• _Dataset rows_:
· · · ·

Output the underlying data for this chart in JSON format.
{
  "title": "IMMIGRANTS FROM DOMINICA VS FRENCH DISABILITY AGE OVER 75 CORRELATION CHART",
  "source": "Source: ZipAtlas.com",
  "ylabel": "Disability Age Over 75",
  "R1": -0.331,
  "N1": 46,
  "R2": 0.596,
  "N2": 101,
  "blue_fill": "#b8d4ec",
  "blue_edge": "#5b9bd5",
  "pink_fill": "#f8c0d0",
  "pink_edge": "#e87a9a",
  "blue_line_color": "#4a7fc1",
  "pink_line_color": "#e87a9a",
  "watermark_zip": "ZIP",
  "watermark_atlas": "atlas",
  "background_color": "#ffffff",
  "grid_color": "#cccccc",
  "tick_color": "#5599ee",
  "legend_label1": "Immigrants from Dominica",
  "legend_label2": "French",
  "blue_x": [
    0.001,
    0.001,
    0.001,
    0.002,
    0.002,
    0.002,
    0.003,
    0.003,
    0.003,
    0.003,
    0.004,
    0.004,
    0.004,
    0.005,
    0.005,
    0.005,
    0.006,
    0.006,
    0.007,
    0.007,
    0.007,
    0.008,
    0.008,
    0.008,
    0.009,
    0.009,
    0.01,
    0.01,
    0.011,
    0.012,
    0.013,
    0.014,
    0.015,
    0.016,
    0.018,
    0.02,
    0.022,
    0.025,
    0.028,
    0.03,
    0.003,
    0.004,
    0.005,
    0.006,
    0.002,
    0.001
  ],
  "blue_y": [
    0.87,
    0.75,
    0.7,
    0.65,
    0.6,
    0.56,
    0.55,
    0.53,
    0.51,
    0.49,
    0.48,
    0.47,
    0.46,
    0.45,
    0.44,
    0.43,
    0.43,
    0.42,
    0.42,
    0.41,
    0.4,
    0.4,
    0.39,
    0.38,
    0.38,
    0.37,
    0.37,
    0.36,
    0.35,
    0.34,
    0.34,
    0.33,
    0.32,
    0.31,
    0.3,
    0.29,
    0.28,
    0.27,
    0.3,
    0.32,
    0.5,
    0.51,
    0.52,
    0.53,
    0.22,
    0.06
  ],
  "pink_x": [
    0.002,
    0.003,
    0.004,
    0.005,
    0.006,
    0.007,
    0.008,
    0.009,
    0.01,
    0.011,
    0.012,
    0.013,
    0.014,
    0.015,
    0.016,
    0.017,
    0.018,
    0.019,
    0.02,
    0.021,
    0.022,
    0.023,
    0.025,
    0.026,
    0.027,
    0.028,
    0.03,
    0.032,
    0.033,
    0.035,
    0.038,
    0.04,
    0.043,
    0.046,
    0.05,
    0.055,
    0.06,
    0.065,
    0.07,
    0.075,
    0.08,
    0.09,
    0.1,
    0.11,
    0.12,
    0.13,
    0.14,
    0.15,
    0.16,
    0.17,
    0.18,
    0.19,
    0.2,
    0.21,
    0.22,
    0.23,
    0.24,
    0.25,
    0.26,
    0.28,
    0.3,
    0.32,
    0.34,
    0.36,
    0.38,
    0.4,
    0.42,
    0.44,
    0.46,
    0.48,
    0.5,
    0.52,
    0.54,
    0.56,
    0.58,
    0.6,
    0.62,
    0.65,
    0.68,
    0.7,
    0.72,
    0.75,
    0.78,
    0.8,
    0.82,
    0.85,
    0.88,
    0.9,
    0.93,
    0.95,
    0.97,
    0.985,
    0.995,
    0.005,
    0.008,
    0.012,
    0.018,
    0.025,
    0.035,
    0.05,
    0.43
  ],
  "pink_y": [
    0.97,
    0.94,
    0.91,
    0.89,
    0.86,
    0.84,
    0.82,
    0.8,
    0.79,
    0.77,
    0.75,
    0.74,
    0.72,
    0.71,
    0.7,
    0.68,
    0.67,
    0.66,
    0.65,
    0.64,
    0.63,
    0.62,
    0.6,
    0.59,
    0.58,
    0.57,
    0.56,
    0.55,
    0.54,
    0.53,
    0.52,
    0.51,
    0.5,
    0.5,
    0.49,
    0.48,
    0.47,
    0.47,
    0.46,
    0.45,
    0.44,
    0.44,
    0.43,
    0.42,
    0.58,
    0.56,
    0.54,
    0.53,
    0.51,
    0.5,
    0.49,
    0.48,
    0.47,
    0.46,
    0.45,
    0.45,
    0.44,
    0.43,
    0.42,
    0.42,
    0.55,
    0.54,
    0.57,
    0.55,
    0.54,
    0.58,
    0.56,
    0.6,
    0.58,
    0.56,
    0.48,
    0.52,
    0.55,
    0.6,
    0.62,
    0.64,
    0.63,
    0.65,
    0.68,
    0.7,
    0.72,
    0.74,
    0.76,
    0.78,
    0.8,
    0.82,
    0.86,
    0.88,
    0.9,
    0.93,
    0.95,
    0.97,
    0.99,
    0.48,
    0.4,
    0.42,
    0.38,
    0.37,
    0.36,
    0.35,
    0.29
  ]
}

· · · ·

• _Given exercise_:
Transcribe the data above in full, exactly.

• _Output for this task_:
Output the underlying data for this chart in JSON format.
{
  "title": "IMMIGRANTS FROM DOMINICA VS FRENCH DISABILITY AGE OVER 75 CORRELATION CHART",
  "source": "Source: ZipAtlas.com",
  "ylabel": "Disability Age Over 75",
  "R1": -0.331,
  "N1": 46,
  "R2": 0.596,
  "N2": 101,
  "blue_fill": "#b8d4ec",
  "blue_edge": "#5b9bd5",
  "pink_fill": "#f8c0d0",
  "pink_edge": "#e87a9a",
  "blue_line_color": "#4a7fc1",
  "pink_line_color": "#e87a9a",
  "watermark_zip": "ZIP",
  "watermark_atlas": "atlas",
  "background_color": "#ffffff",
  "grid_color": "#cccccc",
  "tick_color": "#5599ee",
  "legend_label1": "Immigrants from Dominica",
  "legend_label2": "French",
  "blue_x": [
    0.001,
    0.001,
    0.001,
    0.002,
    0.002,
    0.002,
    0.003,
    0.003,
    0.003,
    0.003,
    0.004,
    0.004,
    0.004,
    0.005,
    0.005,
    0.005,
    0.006,
    0.006,
    0.007,
    0.007,
    0.007,
    0.008,
    0.008,
    0.008,
    0.009,
    0.009,
    0.01,
    0.01,
    0.011,
    0.012,
    0.013,
    0.014,
    0.015,
    0.016,
    0.018,
    0.02,
    0.022,
    0.025,
    0.028,
    0.03,
    0.003,
    0.004,
    0.005,
    0.006,
    0.002,
    0.001
  ],
  "blue_y": [
    0.87,
    0.75,
    0.7,
    0.65,
    0.6,
    0.56,
    0.55,
    0.53,
    0.51,
    0.49,
    0.48,
    0.47,
    0.46,
    0.45,
    0.44,
    0.43,
    0.43,
    0.42,
    0.42,
    0.41,
    0.4,
    0.4,
    0.39,
    0.38,
    0.38,
    0.37,
    0.37,
    0.36,
    0.35,
    0.34,
    0.34,
    0.33,
    0.32,
    0.31,
    0.3,
    0.29,
    0.28,
    0.27,
    0.3,
    0.32,
    0.5,
    0.51,
    0.52,
    0.53,
    0.22,
    0.06
  ],
  "pink_x": [
    0.002,
    0.003,
    0.004,
    0.005,
    0.006,
    0.007,
    0.008,
    0.009,
    0.01,
    0.011,
    0.012,
    0.013,
    0.014,
    0.015,
    0.016,
    0.017,
    0.018,
    0.019,
    0.02,
    0.021,
    0.022,
    0.023,
    0.025,
    0.026,
    0.027,
    0.028,
    0.03,
    0.032,
    0.033,
    0.035,
    0.038,
    0.04,
    0.043,
    0.046,
    0.05,
    0.055,
    0.06,
    0.065,
    0.07,
    0.075,
    0.08,
    0.09,
    0.1,
    0.11,
    0.12,
    0.13,
    0.14,
    0.15,
    0.16,
    0.17,
    0.18,
    0.19,
    0.2,
    0.21,
    0.22,
    0.23,
    0.24,
    0.25,
    0.26,
    0.28,
    0.3,
    0.32,
    0.34,
    0.36,
    0.38,
    0.4,
    0.42,
    0.44,
    0.46,
    0.48,
    0.5,
    0.52,
    0.54,
    0.56,
    0.58,
    0.6,
    0.62,
    0.65,
    0.68,
    0.7,
    0.72,
    0.75,
    0.78,
    0.8,
    0.82,
    0.85,
    0.88,
    0.9,
    0.93,
    0.95,
    0.97,
    0.985,
    0.995,
    0.005,
    0.008,
    0.012,
    0.018,
    0.025,
    0.035,
    0.05,
    0.43
  ],
  "pink_y": [
    0.97,
    0.94,
    0.91,
    0.89,
    0.86,
    0.84,
    0.82,
    0.8,
    0.79,
    0.77,
    0.75,
    0.74,
    0.72,
    0.71,
    0.7,
    0.68,
    0.67,
    0.66,
    0.65,
    0.64,
    0.63,
    0.62,
    0.6,
    0.59,
    0.58,
    0.57,
    0.56,
    0.55,
    0.54,
    0.53,
    0.52,
    0.51,
    0.5,
    0.5,
    0.49,
    0.48,
    0.47,
    0.47,
    0.46,
    0.45,
    0.44,
    0.44,
    0.43,
    0.42,
    0.58,
    0.56,
    0.54,
    0.53,
    0.51,
    0.5,
    0.49,
    0.48,
    0.47,
    0.46,
    0.45,
    0.45,
    0.44,
    0.43,
    0.42,
    0.42,
    0.55,
    0.54,
    0.57,
    0.55,
    0.54,
    0.58,
    0.56,
    0.6,
    0.58,
    0.56,
    0.48,
    0.52,
    0.55,
    0.6,
    0.62,
    0.64,
    0.63,
    0.65,
    0.68,
    0.7,
    0.72,
    0.74,
    0.76,
    0.78,
    0.8,
    0.82,
    0.86,
    0.88,
    0.9,
    0.93,
    0.95,
    0.97,
    0.99,
    0.48,
    0.4,
    0.42,
    0.38,
    0.37,
    0.36,
    0.35,
    0.29
  ]
}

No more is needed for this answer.